EXERCISE DIRECTIONS => Reproduce all entries word for word.
— begin SUPPLIED MATERIAL —
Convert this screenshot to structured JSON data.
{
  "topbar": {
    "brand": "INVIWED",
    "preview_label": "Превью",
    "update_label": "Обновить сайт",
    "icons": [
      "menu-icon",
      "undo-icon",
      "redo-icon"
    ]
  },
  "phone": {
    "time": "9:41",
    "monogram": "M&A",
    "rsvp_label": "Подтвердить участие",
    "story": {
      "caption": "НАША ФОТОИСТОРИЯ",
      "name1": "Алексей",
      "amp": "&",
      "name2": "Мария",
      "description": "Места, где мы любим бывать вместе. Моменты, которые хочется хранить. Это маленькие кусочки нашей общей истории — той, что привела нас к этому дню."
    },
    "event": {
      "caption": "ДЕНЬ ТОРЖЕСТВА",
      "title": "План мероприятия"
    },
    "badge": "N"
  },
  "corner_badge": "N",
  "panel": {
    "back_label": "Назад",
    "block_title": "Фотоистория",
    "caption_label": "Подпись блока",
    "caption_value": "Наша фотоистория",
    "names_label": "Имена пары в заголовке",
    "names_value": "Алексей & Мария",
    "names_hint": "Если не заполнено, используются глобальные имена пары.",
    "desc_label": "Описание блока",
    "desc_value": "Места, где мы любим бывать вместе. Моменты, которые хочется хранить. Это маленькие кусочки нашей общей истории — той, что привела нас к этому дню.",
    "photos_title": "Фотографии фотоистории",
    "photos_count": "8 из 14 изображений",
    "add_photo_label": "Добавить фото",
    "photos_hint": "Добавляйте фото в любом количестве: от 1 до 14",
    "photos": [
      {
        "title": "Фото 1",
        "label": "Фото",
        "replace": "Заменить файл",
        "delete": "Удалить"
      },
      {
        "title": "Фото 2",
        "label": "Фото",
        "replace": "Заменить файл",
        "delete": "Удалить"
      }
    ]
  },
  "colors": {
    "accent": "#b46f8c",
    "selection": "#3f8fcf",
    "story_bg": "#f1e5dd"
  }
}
— end SUPPLIED MATERIAL —
SOLUTION BELOW =>
Convert this screenshot to structured JSON data.
{
  "topbar": {
    "brand": "INVIWED",
    "preview_label": "Превью",
    "update_label": "Обновить сайт",
    "icons": [
      "menu-icon",
      "undo-icon",
      "redo-icon"
    ]
  },
  "phone": {
    "time": "9:41",
    "monogram": "M&A",
    "rsvp_label": "Подтвердить участие",
    "story": {
      "caption": "НАША ФОТОИСТОРИЯ",
      "name1": "Алексей",
      "amp": "&",
      "name2": "Мария",
      "description": "Места, где мы любим бывать вместе. Моменты, которые хочется хранить. Это маленькие кусочки нашей общей истории — той, что привела нас к этому дню."
    },
    "event": {
      "caption": "ДЕНЬ ТОРЖЕСТВА",
      "title": "План мероприятия"
    },
    "badge": "N"
  },
  "corner_badge": "N",
  "panel": {
    "back_label": "Назад",
    "block_title": "Фотоистория",
    "caption_label": "Подпись блока",
    "caption_value": "Наша фотоистория",
    "names_label": "Имена пары в заголовке",
    "names_value": "Алексей & Мария",
    "names_hint": "Если не заполнено, используются глобальные имена пары.",
    "desc_label": "Описание блока",
    "desc_value": "Места, где мы любим бывать вместе. Моменты, которые хочется хранить. Это маленькие кусочки нашей общей истории — той, что привела нас к этому дню.",
    "photos_title": "Фотографии фотоистории",
    "photos_count": "8 из 14 изображений",
    "add_photo_label": "Добавить фото",
    "photos_hint": "Добавляйте фото в любом количестве: от 1 до 14",
    "photos": [
      {
        "title": "Фото 1",
        "label": "Фото",
        "replace": "Заменить файл",
        "delete": "Удалить"
      },
      {
        "title": "Фото 2",
        "label": "Фото",
        "replace": "Заменить файл",
        "delete": "Удалить"
      }
    ]
  },
  "colors": {
    "accent": "#b46f8c",
    "selection": "#3f8fcf",
    "story_bg": "#f1e5dd"
  }
}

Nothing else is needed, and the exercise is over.